Chart and figure data:
** START **
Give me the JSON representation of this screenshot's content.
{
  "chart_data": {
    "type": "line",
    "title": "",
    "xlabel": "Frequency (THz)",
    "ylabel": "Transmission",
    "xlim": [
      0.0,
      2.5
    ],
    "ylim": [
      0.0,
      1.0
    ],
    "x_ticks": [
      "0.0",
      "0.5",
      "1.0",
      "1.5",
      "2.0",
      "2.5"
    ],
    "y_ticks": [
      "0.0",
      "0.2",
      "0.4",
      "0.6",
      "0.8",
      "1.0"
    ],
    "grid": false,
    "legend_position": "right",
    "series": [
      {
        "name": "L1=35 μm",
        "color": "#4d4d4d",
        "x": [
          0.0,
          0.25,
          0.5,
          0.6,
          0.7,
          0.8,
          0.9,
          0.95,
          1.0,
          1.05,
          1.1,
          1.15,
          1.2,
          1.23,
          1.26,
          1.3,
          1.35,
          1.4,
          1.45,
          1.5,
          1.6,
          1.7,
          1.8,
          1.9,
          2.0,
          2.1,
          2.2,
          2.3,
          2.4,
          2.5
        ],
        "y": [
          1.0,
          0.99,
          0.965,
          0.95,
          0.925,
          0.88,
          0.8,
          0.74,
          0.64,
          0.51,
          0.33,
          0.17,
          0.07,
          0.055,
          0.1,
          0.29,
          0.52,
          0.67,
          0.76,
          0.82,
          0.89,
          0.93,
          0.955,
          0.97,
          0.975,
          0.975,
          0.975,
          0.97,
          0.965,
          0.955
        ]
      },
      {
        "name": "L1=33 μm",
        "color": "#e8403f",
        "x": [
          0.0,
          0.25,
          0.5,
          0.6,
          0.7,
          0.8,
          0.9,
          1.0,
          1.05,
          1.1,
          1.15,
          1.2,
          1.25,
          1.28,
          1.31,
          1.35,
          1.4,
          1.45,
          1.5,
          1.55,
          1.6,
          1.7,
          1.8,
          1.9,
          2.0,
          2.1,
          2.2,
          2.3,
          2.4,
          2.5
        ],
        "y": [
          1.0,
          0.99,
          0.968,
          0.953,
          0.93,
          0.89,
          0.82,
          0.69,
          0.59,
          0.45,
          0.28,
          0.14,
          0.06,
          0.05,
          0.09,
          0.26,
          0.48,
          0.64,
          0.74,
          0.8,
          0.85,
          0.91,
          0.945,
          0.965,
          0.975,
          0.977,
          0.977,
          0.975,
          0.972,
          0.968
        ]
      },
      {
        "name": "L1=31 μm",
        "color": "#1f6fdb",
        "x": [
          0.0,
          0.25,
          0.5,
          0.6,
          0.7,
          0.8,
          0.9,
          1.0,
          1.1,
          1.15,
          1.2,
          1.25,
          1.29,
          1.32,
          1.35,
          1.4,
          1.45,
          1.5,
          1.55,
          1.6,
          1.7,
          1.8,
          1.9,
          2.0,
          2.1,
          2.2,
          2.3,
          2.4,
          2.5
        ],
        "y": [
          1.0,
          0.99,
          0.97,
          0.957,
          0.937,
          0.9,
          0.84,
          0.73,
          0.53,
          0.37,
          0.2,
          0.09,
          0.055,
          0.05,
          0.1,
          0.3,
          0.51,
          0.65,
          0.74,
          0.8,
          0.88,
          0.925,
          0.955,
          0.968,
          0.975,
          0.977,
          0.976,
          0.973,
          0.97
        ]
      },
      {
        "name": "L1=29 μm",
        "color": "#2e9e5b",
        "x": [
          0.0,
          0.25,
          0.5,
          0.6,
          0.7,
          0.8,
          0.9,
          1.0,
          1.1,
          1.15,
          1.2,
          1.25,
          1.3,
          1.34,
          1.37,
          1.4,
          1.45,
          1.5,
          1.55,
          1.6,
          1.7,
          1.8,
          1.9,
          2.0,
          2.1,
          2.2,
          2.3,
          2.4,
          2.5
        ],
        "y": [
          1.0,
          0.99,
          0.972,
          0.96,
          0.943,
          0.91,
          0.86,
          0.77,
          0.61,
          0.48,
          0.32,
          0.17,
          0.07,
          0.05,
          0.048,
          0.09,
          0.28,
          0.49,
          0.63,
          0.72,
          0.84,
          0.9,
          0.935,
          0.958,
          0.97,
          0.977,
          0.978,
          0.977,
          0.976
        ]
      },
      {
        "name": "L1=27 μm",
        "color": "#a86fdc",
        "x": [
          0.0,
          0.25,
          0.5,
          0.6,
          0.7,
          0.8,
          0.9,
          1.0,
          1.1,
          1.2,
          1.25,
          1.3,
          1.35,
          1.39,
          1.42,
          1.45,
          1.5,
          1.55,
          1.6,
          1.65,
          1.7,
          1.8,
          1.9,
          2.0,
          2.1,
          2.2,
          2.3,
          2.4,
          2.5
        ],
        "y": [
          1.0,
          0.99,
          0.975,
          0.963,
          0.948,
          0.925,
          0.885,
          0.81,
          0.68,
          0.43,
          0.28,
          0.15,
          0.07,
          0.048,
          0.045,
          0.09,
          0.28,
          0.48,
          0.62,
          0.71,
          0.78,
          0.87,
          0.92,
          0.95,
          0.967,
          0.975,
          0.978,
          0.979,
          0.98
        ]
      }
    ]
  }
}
** END **
### PROMPT
Search the records for the string "name" and return every line in which it occurs.

### ANSWER BELOW
        "name": "L1=35 μm",
        "name": "L1=33 μm",
        "name": "L1=31 μm",
        "name": "L1=29 μm",
        "name": "L1=27 μm",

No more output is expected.